▶ [PROBLEM STATEMENT]: Track down each line that has the word "name" and copy it.

▶ [INPUT ROWS]:
----
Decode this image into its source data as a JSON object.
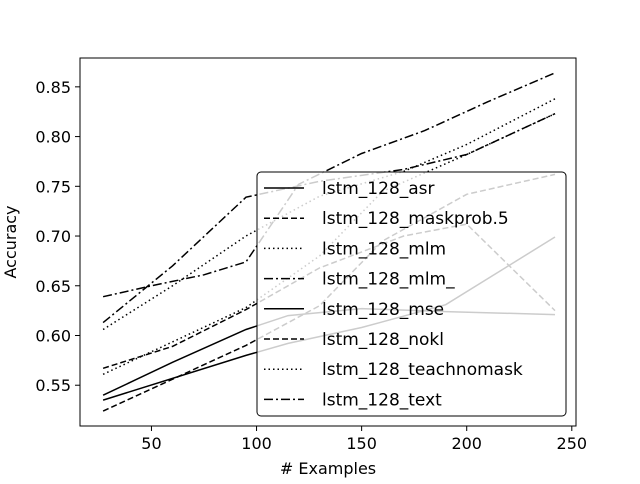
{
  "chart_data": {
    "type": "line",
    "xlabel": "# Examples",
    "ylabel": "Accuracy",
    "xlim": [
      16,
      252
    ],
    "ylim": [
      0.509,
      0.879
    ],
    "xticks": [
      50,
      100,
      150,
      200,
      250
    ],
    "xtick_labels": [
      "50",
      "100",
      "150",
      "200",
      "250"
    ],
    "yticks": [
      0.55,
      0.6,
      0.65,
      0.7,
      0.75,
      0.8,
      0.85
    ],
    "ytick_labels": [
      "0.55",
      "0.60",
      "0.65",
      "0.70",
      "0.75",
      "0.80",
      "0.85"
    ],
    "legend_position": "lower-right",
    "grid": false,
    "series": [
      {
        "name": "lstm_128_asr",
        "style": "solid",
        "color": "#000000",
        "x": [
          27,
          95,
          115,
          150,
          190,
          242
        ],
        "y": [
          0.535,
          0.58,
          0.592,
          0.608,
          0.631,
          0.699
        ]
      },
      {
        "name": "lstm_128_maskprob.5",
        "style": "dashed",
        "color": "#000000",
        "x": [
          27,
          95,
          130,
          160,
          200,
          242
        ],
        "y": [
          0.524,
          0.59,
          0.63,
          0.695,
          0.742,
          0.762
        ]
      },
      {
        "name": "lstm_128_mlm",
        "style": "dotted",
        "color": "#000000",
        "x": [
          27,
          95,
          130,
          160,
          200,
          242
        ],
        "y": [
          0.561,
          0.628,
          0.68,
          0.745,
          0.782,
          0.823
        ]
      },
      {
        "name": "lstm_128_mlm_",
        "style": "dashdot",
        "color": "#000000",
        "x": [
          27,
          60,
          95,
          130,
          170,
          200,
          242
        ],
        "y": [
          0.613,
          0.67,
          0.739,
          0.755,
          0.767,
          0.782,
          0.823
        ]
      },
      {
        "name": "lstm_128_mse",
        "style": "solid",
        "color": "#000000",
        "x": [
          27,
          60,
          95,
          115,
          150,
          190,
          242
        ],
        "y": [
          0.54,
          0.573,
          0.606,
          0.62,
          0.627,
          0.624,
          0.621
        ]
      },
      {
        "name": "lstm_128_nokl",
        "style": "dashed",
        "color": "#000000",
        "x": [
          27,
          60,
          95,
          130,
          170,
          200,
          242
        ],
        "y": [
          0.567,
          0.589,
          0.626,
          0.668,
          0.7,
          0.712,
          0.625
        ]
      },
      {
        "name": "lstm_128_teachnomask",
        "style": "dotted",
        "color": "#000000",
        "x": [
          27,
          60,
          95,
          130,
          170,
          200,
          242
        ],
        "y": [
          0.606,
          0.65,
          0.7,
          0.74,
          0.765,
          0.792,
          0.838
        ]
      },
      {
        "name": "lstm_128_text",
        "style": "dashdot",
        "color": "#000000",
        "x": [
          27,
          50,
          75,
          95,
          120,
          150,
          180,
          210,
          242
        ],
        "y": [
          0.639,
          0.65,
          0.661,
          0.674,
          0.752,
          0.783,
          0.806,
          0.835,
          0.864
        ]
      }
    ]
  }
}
----
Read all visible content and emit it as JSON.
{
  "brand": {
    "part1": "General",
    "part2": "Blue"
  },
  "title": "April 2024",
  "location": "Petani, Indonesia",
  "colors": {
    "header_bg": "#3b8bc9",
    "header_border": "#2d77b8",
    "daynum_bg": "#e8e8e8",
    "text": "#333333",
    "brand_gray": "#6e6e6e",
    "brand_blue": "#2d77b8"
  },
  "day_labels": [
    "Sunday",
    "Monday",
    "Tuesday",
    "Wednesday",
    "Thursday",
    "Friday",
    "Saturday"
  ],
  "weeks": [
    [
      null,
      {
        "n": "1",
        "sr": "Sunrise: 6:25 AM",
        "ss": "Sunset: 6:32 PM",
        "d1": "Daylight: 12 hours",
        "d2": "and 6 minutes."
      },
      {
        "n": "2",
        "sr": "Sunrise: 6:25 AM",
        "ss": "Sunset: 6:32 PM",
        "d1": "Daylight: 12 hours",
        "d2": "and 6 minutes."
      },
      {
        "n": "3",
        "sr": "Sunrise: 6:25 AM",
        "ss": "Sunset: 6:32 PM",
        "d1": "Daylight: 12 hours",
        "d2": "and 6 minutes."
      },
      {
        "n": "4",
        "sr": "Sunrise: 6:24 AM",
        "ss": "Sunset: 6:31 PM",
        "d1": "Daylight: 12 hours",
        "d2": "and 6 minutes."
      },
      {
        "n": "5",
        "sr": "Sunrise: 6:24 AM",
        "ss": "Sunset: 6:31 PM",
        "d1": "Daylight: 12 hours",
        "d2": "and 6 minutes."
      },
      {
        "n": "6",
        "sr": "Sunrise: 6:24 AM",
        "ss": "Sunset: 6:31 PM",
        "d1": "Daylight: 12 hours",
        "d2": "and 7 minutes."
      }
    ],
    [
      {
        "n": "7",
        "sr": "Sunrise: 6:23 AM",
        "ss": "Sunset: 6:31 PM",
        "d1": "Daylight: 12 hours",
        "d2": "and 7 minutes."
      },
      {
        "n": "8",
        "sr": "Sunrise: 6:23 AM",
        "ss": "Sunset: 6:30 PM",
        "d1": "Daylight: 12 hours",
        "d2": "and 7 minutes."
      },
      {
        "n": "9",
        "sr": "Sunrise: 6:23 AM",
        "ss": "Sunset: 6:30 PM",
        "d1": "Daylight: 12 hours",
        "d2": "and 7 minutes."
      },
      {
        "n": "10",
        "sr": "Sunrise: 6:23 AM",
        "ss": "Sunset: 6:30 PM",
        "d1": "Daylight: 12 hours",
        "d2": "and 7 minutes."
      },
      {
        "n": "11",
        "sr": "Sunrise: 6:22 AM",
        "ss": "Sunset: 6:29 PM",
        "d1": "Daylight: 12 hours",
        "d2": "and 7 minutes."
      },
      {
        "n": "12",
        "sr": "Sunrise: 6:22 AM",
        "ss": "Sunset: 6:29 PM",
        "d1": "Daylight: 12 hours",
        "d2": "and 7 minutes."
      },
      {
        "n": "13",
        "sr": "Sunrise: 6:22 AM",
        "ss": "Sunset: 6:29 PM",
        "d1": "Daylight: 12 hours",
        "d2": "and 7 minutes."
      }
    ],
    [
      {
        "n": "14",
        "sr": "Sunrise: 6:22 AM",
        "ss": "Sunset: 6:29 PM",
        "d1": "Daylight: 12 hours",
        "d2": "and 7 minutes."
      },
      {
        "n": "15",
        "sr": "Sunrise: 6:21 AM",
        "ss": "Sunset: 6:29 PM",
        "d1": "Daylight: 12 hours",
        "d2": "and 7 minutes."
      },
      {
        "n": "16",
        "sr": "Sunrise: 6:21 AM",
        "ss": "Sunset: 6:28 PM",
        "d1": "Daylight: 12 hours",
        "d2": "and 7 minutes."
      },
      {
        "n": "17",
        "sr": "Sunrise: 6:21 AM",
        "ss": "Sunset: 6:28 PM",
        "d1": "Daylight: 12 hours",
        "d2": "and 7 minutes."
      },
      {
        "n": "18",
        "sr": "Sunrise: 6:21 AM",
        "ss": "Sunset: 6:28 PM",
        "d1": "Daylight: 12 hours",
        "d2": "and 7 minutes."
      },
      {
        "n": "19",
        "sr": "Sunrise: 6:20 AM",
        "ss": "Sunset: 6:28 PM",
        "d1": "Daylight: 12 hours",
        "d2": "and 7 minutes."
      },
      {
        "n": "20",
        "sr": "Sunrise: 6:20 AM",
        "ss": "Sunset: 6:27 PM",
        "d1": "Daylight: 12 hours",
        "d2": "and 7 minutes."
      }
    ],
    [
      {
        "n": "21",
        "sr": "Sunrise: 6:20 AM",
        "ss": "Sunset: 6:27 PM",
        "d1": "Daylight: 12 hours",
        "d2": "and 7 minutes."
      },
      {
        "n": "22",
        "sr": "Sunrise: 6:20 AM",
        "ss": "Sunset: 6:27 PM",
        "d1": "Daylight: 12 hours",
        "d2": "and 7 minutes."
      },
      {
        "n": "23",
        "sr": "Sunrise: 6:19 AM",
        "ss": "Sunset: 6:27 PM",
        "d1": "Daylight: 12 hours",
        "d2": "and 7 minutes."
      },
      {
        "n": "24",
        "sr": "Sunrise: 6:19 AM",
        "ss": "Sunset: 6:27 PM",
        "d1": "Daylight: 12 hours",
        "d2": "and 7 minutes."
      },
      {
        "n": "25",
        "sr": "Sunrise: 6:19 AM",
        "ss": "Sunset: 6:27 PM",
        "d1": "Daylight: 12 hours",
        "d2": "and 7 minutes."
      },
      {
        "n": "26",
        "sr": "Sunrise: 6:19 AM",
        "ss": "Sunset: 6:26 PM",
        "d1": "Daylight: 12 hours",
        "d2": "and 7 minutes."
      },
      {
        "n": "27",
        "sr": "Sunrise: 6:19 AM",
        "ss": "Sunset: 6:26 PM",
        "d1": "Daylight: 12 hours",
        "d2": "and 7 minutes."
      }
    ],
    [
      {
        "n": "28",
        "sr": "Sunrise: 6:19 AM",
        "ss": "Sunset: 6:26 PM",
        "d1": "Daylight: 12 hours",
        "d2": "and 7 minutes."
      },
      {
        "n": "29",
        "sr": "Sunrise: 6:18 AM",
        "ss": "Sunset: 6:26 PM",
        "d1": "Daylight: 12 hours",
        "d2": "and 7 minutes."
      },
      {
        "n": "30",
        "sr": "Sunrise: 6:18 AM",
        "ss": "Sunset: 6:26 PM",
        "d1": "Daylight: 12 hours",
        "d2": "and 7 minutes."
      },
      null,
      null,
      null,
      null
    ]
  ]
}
----
▶ [TASK OUTPUT]:
        "name": "lstm_128_asr",
        "name": "lstm_128_maskprob.5",
        "name": "lstm_128_mlm",
        "name": "lstm_128_mlm_",
        "name": "lstm_128_mse",
        "name": "lstm_128_nokl",
        "name": "lstm_128_teachnomask",
        "name": "lstm_128_text",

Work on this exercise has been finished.